▶ [TASK PROMPT]: Count, in the entries, the lines with "Virtual". Answer with the number only.

▶ [Records from a collection]:
******
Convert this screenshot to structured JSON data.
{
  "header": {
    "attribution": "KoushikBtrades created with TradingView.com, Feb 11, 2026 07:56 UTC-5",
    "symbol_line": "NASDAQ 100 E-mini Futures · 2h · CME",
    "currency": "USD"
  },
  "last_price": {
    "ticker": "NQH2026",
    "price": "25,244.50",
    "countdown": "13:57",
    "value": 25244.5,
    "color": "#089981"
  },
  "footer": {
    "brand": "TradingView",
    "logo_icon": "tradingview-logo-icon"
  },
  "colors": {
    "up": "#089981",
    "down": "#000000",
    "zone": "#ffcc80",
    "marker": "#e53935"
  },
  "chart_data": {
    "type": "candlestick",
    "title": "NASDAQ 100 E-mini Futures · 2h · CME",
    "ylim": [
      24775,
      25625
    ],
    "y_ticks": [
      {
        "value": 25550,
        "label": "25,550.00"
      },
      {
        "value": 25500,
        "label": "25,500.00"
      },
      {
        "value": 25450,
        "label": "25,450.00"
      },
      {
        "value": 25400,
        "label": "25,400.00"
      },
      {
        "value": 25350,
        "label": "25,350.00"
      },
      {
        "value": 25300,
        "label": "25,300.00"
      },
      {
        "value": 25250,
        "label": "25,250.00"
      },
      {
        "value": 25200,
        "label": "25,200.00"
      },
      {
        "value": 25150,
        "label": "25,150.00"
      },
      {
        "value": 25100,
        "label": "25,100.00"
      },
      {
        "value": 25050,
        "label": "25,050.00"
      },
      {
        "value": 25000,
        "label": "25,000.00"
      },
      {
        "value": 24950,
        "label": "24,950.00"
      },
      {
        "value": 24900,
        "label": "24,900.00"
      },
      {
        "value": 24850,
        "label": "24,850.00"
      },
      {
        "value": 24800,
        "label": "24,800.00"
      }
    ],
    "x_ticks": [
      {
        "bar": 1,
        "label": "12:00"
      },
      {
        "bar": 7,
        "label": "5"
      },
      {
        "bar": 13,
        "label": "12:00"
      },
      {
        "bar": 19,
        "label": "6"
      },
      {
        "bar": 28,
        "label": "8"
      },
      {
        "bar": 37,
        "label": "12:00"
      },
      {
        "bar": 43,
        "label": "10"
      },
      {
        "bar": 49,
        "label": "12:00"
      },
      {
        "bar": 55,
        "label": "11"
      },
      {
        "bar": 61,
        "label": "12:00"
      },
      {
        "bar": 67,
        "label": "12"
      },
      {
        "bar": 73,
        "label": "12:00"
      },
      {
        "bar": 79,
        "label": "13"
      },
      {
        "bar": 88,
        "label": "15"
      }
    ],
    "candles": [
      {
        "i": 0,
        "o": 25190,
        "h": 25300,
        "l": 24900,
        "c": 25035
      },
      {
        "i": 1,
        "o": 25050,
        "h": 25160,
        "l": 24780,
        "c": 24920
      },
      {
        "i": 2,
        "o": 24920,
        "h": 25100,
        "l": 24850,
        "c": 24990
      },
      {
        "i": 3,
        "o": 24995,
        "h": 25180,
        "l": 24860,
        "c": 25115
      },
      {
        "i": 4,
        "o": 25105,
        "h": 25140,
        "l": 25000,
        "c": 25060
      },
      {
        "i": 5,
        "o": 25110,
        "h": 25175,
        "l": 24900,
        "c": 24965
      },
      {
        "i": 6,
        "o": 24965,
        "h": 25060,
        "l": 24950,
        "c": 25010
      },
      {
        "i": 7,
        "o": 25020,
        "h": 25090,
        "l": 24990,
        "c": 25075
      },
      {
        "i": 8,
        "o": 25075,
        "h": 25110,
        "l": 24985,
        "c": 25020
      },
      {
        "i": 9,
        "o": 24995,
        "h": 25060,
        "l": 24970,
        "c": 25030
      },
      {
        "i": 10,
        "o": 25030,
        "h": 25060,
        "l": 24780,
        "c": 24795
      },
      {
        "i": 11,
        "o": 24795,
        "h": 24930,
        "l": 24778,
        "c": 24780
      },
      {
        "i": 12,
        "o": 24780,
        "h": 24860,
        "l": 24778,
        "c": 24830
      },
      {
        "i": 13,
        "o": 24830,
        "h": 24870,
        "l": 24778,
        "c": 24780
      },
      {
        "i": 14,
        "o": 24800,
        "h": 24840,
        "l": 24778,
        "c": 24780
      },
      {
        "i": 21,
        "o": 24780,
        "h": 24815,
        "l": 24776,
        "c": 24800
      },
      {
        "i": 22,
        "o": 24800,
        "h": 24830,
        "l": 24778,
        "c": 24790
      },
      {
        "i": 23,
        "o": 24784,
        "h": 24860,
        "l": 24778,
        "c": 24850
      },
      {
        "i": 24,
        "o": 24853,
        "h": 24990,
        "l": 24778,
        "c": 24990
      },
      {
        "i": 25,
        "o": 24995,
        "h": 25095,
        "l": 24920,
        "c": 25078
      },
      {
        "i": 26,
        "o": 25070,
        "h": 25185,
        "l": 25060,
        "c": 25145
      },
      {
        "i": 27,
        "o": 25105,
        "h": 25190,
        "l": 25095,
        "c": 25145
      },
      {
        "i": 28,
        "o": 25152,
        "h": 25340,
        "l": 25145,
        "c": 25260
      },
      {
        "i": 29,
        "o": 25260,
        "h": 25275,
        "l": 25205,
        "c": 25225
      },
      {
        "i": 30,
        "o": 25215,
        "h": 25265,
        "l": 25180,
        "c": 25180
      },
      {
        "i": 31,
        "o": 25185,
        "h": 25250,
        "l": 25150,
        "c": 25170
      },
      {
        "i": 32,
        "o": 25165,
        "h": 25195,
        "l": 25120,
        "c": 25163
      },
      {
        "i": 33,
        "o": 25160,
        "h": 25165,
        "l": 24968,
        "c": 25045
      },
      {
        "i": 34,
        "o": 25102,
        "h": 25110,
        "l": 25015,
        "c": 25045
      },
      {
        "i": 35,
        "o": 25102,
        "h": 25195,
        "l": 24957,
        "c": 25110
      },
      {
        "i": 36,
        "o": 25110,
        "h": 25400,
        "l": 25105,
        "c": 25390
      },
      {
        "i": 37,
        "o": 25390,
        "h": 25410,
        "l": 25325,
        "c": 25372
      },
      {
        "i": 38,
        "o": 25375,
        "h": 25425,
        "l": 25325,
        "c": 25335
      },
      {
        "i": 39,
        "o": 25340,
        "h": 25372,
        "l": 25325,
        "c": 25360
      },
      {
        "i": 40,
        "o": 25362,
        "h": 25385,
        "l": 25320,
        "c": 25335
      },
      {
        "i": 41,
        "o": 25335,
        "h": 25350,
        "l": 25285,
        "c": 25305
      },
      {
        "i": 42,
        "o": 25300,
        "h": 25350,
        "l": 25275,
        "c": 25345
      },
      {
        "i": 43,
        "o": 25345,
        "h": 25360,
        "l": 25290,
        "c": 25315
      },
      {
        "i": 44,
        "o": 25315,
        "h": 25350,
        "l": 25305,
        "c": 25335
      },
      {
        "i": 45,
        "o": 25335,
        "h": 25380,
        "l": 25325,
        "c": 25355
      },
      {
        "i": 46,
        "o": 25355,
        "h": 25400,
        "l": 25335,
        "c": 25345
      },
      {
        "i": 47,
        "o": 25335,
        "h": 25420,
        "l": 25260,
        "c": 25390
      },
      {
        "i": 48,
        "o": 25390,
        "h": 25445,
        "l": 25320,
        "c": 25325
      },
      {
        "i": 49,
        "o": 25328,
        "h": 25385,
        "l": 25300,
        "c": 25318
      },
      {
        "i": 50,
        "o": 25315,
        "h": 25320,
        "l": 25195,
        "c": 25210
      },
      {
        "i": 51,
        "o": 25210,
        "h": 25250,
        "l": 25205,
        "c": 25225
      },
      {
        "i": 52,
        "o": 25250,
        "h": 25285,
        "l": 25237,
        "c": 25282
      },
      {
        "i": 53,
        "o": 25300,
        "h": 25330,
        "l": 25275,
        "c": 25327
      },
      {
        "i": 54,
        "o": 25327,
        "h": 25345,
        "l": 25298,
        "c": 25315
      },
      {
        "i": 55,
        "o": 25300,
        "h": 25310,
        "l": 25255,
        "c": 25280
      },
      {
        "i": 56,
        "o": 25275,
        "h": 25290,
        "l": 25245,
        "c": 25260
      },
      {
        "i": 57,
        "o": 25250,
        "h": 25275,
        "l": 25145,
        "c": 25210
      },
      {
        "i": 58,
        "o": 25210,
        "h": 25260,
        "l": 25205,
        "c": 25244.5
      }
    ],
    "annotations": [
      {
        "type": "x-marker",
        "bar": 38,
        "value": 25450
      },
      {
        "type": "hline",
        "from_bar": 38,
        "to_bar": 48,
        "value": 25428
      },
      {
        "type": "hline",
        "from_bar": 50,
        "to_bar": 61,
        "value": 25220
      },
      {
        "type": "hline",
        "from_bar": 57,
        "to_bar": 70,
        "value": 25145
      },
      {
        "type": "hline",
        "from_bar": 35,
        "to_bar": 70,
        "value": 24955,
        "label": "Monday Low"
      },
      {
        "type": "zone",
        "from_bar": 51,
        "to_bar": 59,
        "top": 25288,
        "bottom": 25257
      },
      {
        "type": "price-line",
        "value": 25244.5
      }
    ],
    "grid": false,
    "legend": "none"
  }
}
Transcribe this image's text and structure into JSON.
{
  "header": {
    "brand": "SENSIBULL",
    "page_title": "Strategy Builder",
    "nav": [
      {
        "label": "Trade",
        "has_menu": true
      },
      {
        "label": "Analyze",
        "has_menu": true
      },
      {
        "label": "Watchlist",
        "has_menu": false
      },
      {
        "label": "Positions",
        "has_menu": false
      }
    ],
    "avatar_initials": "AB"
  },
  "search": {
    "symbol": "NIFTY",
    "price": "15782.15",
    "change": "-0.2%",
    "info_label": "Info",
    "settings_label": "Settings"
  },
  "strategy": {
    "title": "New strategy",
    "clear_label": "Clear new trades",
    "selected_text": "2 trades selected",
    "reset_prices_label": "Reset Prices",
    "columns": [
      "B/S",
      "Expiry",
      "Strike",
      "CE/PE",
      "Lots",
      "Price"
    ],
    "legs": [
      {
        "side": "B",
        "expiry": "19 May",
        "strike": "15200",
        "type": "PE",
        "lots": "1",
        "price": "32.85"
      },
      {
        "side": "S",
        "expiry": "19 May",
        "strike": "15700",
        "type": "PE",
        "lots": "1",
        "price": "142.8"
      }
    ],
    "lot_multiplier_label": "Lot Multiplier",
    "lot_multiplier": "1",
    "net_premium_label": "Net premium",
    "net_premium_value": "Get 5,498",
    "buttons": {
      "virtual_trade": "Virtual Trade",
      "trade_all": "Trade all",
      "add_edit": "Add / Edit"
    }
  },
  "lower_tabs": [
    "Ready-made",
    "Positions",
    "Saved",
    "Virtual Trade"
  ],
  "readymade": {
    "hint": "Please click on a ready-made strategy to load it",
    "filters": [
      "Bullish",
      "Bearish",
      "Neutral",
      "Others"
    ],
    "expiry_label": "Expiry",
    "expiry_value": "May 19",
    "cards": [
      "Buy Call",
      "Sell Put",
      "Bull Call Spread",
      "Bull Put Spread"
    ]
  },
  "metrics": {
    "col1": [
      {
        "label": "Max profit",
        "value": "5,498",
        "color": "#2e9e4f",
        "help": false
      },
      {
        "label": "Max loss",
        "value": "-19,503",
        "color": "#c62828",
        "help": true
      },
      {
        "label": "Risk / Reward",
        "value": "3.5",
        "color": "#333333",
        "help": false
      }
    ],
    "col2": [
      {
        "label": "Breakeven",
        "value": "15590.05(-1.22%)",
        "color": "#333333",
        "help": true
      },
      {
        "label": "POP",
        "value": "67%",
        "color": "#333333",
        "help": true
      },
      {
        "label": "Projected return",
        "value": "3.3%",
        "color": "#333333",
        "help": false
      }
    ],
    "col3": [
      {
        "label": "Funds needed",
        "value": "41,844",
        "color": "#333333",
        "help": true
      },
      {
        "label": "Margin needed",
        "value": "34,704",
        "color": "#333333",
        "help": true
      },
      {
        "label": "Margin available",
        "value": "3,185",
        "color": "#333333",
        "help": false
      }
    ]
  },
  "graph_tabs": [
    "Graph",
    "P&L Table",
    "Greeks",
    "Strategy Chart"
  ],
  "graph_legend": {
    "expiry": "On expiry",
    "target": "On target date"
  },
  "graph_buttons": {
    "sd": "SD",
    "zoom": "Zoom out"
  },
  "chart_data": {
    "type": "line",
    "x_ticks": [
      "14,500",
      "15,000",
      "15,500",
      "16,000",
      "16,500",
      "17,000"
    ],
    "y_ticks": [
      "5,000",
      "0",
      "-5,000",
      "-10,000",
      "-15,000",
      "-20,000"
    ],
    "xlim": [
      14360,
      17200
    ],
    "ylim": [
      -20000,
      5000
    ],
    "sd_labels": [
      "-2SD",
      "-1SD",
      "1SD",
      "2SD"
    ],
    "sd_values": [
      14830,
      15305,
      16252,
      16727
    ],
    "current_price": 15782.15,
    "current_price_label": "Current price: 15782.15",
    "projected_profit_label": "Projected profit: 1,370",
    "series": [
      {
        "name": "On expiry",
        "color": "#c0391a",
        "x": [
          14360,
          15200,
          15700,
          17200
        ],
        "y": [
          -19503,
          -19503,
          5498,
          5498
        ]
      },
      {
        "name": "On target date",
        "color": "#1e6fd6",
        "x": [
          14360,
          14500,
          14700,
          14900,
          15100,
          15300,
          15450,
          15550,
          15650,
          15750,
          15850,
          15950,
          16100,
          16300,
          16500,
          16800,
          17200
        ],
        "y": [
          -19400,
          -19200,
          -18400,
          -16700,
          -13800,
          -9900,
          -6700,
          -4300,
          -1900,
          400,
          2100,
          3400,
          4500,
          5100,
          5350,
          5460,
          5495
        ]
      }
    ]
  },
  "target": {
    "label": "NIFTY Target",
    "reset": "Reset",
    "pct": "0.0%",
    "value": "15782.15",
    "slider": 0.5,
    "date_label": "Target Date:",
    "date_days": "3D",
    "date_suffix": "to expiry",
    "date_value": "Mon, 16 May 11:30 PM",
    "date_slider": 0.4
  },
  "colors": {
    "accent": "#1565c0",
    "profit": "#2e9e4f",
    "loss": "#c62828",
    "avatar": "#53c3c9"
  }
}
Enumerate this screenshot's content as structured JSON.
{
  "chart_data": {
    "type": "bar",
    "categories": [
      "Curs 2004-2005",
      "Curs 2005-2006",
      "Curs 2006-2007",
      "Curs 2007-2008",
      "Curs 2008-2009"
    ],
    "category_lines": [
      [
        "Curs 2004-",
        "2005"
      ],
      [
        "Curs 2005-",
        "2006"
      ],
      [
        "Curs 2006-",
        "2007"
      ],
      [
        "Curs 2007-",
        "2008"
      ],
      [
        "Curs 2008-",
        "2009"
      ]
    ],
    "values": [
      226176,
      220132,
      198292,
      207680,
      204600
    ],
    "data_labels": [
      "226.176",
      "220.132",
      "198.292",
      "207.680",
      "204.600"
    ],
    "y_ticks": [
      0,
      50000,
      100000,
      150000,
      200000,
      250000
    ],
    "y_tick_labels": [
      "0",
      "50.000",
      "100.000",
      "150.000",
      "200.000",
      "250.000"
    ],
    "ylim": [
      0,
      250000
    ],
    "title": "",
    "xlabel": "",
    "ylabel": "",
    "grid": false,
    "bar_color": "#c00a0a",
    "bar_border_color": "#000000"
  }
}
******
▶ [COMPLETED TASK]: 2